**AIM**. Your answer should be one number: the count of lines in these entries that hold the word "Action".

**RECORDS TO USE**.
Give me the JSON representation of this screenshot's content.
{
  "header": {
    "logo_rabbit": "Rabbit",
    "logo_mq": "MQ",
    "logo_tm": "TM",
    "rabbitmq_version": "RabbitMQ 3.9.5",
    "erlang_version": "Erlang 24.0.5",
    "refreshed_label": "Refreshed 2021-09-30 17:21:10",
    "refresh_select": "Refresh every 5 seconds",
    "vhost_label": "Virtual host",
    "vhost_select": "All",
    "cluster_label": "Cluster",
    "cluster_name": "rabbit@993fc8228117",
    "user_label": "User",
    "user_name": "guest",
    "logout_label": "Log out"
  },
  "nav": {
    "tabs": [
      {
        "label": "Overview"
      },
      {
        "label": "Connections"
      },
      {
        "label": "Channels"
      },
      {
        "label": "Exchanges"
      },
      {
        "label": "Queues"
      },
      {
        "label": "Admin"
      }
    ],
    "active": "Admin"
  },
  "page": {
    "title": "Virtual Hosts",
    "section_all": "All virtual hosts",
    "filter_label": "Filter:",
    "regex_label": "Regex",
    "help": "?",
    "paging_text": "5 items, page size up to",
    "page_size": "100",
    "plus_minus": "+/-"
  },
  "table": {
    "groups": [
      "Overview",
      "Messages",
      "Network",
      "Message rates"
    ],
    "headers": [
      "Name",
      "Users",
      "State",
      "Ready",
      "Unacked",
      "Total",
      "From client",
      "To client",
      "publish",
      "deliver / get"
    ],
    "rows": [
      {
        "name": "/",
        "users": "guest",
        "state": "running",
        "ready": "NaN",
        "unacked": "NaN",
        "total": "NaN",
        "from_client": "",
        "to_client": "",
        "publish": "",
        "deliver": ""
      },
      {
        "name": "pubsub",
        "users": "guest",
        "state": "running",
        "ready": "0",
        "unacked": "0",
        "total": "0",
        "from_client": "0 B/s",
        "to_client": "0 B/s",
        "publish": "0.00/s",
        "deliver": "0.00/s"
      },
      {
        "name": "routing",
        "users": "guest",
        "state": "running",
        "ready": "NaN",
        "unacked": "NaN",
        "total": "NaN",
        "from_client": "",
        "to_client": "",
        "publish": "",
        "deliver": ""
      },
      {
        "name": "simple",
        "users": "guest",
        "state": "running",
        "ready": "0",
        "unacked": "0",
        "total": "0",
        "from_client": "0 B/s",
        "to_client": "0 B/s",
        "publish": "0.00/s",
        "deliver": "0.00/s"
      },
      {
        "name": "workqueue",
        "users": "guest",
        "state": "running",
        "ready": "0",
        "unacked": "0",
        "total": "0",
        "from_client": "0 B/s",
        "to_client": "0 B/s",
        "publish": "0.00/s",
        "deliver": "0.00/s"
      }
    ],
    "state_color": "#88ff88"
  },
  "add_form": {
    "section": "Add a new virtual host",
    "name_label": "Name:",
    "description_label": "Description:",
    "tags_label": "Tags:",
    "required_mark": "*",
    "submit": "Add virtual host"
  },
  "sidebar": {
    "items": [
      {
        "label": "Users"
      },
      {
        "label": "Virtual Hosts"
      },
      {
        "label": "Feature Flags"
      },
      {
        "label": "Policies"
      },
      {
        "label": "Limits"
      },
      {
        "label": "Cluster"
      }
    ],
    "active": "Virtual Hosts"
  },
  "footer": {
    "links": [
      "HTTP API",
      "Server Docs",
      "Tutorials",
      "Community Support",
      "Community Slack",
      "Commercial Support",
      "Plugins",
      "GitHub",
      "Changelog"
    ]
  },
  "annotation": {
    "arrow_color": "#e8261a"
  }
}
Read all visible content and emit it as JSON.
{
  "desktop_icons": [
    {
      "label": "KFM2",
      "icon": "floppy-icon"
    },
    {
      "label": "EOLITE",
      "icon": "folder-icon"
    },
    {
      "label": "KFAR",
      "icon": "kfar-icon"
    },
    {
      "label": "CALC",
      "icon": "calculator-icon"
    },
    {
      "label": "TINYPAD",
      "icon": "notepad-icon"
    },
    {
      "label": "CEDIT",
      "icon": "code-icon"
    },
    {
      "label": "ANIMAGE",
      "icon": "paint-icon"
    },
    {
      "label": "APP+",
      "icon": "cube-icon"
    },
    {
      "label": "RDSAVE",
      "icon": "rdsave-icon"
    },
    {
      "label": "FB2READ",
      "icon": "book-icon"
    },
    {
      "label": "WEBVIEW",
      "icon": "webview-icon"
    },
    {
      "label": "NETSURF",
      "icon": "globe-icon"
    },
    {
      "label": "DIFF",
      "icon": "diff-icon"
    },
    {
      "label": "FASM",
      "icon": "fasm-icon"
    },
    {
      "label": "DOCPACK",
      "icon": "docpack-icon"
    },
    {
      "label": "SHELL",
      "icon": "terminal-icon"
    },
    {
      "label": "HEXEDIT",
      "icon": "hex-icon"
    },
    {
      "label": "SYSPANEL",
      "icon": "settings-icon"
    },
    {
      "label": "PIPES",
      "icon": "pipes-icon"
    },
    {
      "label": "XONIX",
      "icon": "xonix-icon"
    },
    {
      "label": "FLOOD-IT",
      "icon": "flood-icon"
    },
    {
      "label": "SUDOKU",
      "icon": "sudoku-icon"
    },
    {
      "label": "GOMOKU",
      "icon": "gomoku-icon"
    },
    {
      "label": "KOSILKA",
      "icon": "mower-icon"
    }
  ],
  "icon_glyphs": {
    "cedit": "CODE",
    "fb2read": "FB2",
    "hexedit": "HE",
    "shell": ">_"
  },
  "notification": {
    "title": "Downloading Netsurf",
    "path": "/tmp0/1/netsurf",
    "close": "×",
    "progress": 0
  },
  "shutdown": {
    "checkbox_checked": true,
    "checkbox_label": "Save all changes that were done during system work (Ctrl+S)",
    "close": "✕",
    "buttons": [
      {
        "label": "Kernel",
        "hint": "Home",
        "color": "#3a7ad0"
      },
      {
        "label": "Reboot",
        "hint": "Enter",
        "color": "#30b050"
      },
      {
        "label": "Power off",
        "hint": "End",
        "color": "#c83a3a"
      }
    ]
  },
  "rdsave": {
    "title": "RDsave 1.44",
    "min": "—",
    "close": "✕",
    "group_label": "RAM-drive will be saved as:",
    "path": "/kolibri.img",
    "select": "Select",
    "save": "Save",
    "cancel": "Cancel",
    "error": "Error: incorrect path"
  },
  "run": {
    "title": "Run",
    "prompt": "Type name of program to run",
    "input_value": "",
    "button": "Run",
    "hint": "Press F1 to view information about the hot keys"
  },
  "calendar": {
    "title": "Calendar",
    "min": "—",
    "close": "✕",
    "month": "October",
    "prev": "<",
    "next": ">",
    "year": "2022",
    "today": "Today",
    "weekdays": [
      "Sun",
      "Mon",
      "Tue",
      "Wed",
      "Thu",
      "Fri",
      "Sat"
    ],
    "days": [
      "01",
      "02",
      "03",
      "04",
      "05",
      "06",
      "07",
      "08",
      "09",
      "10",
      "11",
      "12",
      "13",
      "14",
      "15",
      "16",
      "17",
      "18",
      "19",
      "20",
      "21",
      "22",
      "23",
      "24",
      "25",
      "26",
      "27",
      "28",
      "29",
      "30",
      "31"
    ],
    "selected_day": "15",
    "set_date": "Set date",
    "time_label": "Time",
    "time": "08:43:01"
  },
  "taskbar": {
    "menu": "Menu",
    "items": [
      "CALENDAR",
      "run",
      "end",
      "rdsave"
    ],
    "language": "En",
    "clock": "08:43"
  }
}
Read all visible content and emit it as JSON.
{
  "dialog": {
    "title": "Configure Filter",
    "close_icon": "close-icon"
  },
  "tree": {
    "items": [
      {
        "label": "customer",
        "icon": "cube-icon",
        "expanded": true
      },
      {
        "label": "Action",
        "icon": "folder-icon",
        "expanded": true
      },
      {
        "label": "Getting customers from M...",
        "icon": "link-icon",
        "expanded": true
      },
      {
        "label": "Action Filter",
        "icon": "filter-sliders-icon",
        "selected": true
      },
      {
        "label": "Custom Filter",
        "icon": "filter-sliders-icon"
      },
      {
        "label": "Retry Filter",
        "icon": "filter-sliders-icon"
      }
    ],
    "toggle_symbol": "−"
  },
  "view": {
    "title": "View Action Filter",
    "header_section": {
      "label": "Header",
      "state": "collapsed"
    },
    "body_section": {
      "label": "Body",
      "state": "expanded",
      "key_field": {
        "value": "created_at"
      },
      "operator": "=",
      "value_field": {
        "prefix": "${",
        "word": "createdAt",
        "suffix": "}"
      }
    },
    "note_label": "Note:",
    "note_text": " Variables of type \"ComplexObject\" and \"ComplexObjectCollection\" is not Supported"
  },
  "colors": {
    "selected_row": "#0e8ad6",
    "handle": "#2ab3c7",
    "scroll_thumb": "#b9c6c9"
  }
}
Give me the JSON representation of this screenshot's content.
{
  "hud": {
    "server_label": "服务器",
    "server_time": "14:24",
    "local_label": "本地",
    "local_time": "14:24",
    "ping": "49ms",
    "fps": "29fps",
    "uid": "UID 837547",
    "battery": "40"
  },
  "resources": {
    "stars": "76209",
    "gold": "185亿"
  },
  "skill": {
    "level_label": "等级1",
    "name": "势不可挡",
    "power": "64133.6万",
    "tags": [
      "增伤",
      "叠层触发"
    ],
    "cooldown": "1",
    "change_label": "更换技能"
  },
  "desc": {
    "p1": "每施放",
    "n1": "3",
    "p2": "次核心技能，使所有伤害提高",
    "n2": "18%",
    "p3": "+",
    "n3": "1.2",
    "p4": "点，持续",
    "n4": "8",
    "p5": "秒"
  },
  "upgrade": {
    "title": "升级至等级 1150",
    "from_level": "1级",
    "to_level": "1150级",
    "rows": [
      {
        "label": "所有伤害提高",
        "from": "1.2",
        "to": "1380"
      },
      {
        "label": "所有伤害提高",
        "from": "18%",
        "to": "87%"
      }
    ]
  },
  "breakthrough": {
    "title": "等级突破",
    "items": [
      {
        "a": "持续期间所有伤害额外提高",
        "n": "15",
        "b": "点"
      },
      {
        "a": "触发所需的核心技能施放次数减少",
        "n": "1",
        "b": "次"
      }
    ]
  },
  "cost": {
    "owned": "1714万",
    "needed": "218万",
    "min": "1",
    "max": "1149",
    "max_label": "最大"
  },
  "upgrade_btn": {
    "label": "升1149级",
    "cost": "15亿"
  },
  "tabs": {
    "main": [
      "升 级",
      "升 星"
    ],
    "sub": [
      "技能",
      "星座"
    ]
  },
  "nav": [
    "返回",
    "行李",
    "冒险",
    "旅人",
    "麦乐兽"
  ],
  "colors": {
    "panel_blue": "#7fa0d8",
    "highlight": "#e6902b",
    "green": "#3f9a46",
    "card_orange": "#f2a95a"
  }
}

**WRITTEN SOLUTION**. 3